▶ PETITE CONSIGNE A
Présente en tableau Markdown les lignes des enregistrements, de la ligne qui contient "- bar: [577, 575, 603, 594]" jusqu'à celle qui contient "- legend-label: 3A*: [705, 733, 758, 770]", ces deux lignes comprises, sans les lignes vides. Le tableau aura deux colonnes : « N° » pour le numéro de rang et « Ligne » pour le texte de la ligne.

Mardi 6 juin 1944 Minuit -
On a employé le mot "ennemi" en parlant des Anglo-américains alors qu'on s'en abstient toujours. Pauvre petite liberté, d'autant plus chère ! Et c'est justement dans le titre annonçant le débarquement ! J'enlève le mot. M. Rivet, qui est là, me le fait remettre. "Le censeur l'a vu. Il faut le laisser." Je remets le mot. M. Rivet est un peu nerveux. J'apprends alors qu'il y a eu un incident avec le censeur. Le matin, le journal portait dans l'édition de Rennes "Aujourd'hui gros arrivage de poisson", en doris. Des gens d'esprit ont cru qu'on annonçait ainsi le débarquement. Ils ont fait part de leur trouvaille au censeur. Le censeur s'est ému. Il a fallu prouver qu'outre les gros poissons d'acier de la Home Fleet il était bien venu du poisson comestible. Il y a vraiment d'amusantes coïncidences.

▶ LISTE DES ENREGISTREMENTS
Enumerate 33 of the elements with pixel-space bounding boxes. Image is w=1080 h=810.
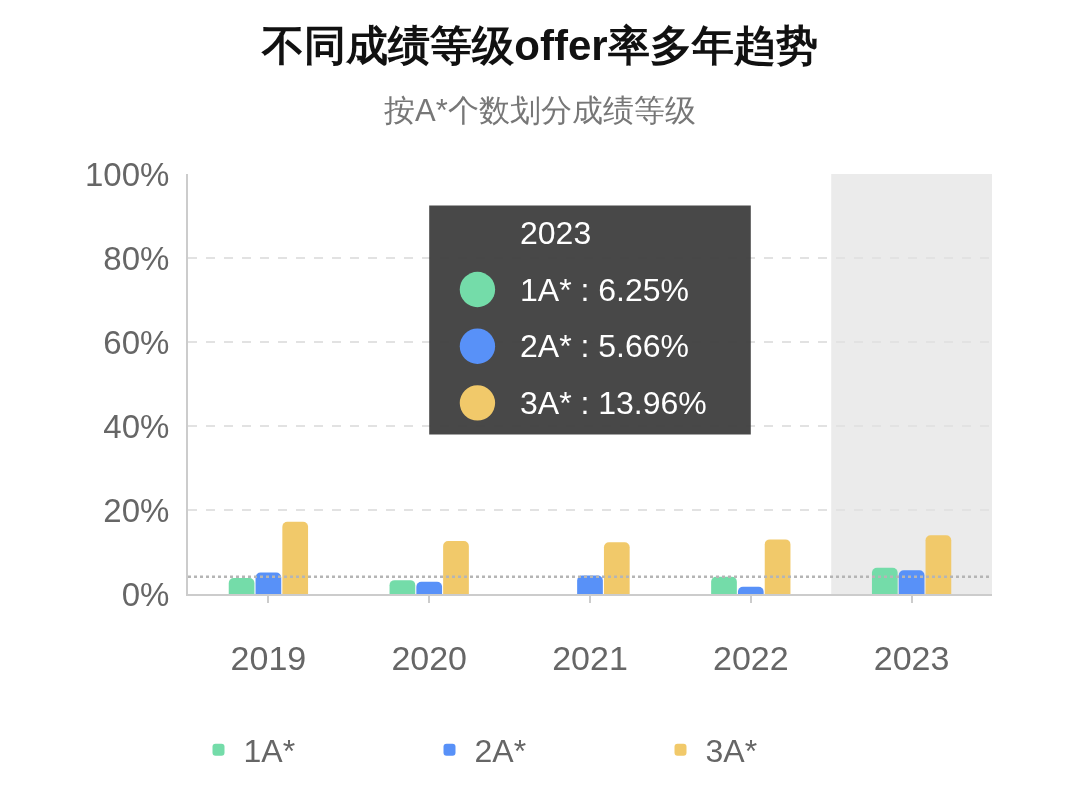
- bar: [577, 575, 603, 594]
- annotation: 2A* : 5.66%: [520, 328, 689, 364]
- bar: [255, 572, 282, 594]
- bar: [925, 535, 952, 594]
- x-tick-label: 2020: [391, 638, 468, 677]
- y-tick-label: 80%: [103, 239, 170, 277]
- y-tick-label: 100%: [84, 155, 170, 193]
- y-tick-label: 60%: [103, 323, 170, 361]
- bar: [711, 576, 737, 594]
- legend-label: 3A*: [705, 733, 758, 770]
- annotation: 1A* : 6.25%: [520, 272, 689, 308]
- bar: [871, 567, 898, 594]
- legend-label: 1A*: [243, 733, 296, 770]
- bar: [228, 578, 255, 594]
- bar: [443, 541, 469, 594]
- annotation: 2023: [520, 215, 592, 251]
- y-tick-label: 0%: [121, 575, 170, 613]
- bar: [416, 581, 443, 594]
- annotation: 3A* : 13.96%: [520, 385, 707, 421]
- bar: [282, 521, 309, 594]
- y-tick-label: 40%: [103, 407, 170, 445]
- x-tick-label: 2019: [230, 638, 307, 677]
- y-tick-label: 20%: [103, 491, 170, 529]
- legend-label: 2A*: [474, 733, 527, 770]
- x-tick-label: 2023: [873, 638, 950, 677]
- chart-subtitle: 按A*个数划分成绩等级: [384, 93, 696, 128]
- chart-title: 不同成绩等级offer率多年趋势: [261, 21, 818, 69]
- bar: [389, 580, 416, 594]
- bar: [603, 542, 630, 594]
- bar: [764, 539, 791, 594]
- bar: [898, 570, 925, 594]
- x-tick-label: 2021: [552, 638, 628, 677]
- x-tick-label: 2022: [712, 638, 789, 677]
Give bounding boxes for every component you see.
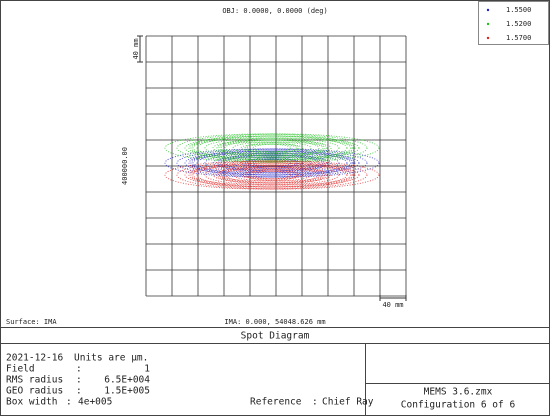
spot-ring — [246, 158, 298, 168]
spot-ring — [232, 141, 312, 155]
spot-ring — [246, 143, 298, 153]
spot-ring — [190, 150, 354, 176]
row-value: 6.5E+004 — [104, 375, 150, 386]
spot-ring — [176, 160, 368, 190]
row-sep: : — [76, 375, 82, 386]
spot-ring — [220, 141, 300, 155]
spot-ring — [216, 164, 352, 186]
spot-ring — [232, 168, 312, 182]
row-sep: : — [66, 397, 72, 408]
scale-bar-bottom — [379, 295, 407, 301]
spot-ring — [240, 143, 292, 153]
y-label: 400000.00 — [121, 147, 129, 185]
spot-ring — [164, 133, 356, 163]
spot-ring — [252, 143, 304, 153]
spot-ring — [252, 170, 304, 180]
row-label: Box width — [6, 397, 57, 408]
units: Units are µm. — [74, 353, 148, 364]
spot-ring — [192, 164, 328, 186]
spot-ring — [184, 162, 348, 188]
ima-label: IMA: 0.000, 54048.626 mm — [224, 318, 325, 326]
spot-ring — [188, 133, 380, 163]
grid — [145, 35, 407, 297]
row-sep: : — [76, 364, 82, 375]
spot-ring — [164, 160, 356, 190]
spot-ring — [176, 133, 368, 163]
spot-ring — [204, 152, 340, 174]
spot-ring — [216, 152, 352, 174]
spot-ring — [216, 137, 352, 159]
legend-label: 1.5700 — [506, 34, 531, 42]
reference-label: Reference — [250, 397, 302, 408]
date: 2021-12-16 — [6, 353, 63, 364]
spot-ring — [240, 170, 292, 180]
reference-value: Chief Ray — [322, 397, 374, 408]
spot-ring — [184, 135, 348, 161]
spot-ring — [244, 141, 324, 155]
row-sep: : — [76, 386, 82, 397]
panel-title: Spot Diagram — [241, 331, 310, 342]
legend-label: 1.5500 — [506, 6, 531, 14]
spot-ring — [188, 160, 380, 190]
config: Configuration 6 of 6 — [401, 400, 516, 411]
scale-bar-top — [137, 35, 143, 63]
spot-ring — [196, 135, 360, 161]
file-name: MEMS 3.6.zmx — [424, 387, 493, 398]
spot-ring — [224, 154, 332, 172]
spot-ring — [176, 148, 368, 178]
spots — [164, 133, 380, 190]
spot-ring — [204, 137, 340, 159]
spot-ring — [246, 170, 298, 180]
spot-ring — [164, 148, 356, 178]
legend-marker — [486, 8, 490, 12]
spot-ring — [184, 150, 348, 176]
scale-bottom-label: 40 mm — [382, 301, 403, 309]
row-value: 1.5E+005 — [104, 386, 150, 397]
row-label: RMS radius — [6, 375, 63, 386]
legend: 1.5500 1.5200 1.5700 — [486, 6, 531, 42]
spot-ring — [190, 135, 354, 161]
spot-ring — [220, 168, 300, 182]
legend-marker — [486, 22, 490, 26]
row-value: 4e+005 — [78, 397, 112, 408]
spot-ring — [224, 166, 332, 184]
spot-ring — [244, 156, 324, 170]
spot-ring — [190, 162, 354, 188]
spot-ring — [188, 148, 380, 178]
spot-ring — [252, 158, 304, 168]
spot-ring — [196, 150, 360, 176]
row-label: Field — [6, 364, 35, 375]
reference-sep: : — [312, 397, 318, 408]
spot-ring — [204, 164, 340, 186]
spot-ring — [232, 156, 312, 170]
spot-ring — [192, 152, 328, 174]
row-label: GEO radius — [6, 386, 63, 397]
legend-box — [478, 1, 549, 45]
row-value: 1 — [144, 364, 150, 375]
spot-ring — [192, 137, 328, 159]
legend-label: 1.5200 — [506, 20, 531, 28]
legend-marker — [486, 36, 490, 40]
scale-top-label: 40 mm — [132, 38, 140, 59]
spot-ring — [196, 162, 360, 188]
info-rows: Field: 1 RMS radius: 6.5E+004 GEO radius: 1.5… — [6, 364, 150, 408]
spot-ring — [244, 168, 324, 182]
obj-title: OBJ: 0.0000, 0.0000 (deg) — [222, 7, 327, 15]
spot-ring — [224, 139, 332, 157]
surface-label: Surface: IMA — [6, 318, 57, 326]
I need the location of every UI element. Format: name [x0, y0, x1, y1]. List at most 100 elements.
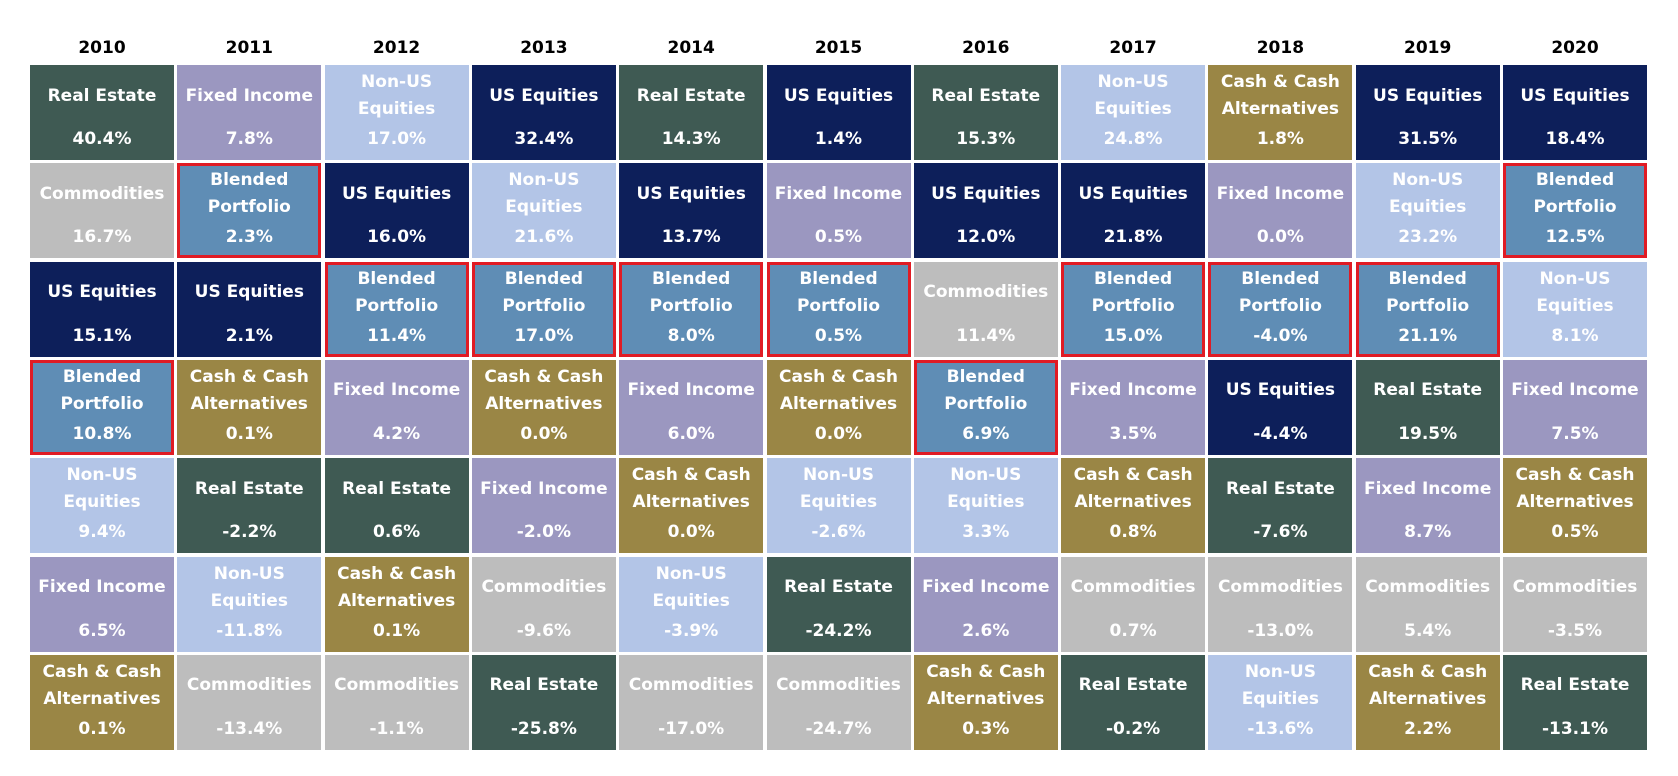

▶ PETITE CONSIGNE B
Recopie mot pour mot le passage du texte daté du 6 juin 1944, de "Mardi 6 juin" à "vraiment d'amusantes coïncidences.".

▶ RÉPONSE A
| N° | Ligne |
|---|---|
| 1 | - bar: [577, 575, 603, 594] |
| 2 | - annotation: 2A* : 5.66%: [520, 328, 689, 364] |
| 3 | - bar: [255, 572, 282, 594] |
| 4 | - bar: [925, 535, 952, 594] |
| 5 | - x-tick-label: 2020: [391, 638, 468, 677] |
| 6 | - y-tick-label: 80%: [103, 239, 170, 277] |
| 7 | - y-tick-label: 100%: [84, 155, 170, 193] |
| 8 | - y-tick-label: 60%: [103, 323, 170, 361] |
| 9 | - bar: [711, 576, 737, 594] |
| 10 | - legend-label: 3A*: [705, 733, 758, 770] |

▶ RÉPONSE B
Mardi 6 juin 1944 Minuit -
On a employé le mot "ennemi" en parlant des Anglo-américains alors qu'on s'en abstient toujours. Pauvre petite liberté, d'autant plus chère ! Et c'est justement dans le titre annonçant le débarquement ! J'enlève le mot. M. Rivet, qui est là, me le fait remettre. "Le censeur l'a vu. Il faut le laisser." Je remets le mot. M. Rivet est un peu nerveux. J'apprends alors qu'il y a eu un incident avec le censeur. Le matin, le journal portait dans l'édition de Rennes "Aujourd'hui gros arrivage de poisson", en doris. Des gens d'esprit ont cru qu'on annonçait ainsi le débarquement. Ils ont fait part de leur trouvaille au censeur. Le censeur s'est ému. Il a fallu prouver qu'outre les gros poissons d'acier de la Home Fleet il était bien venu du poisson comestible. Il y a vraiment d'amusantes coïncidences.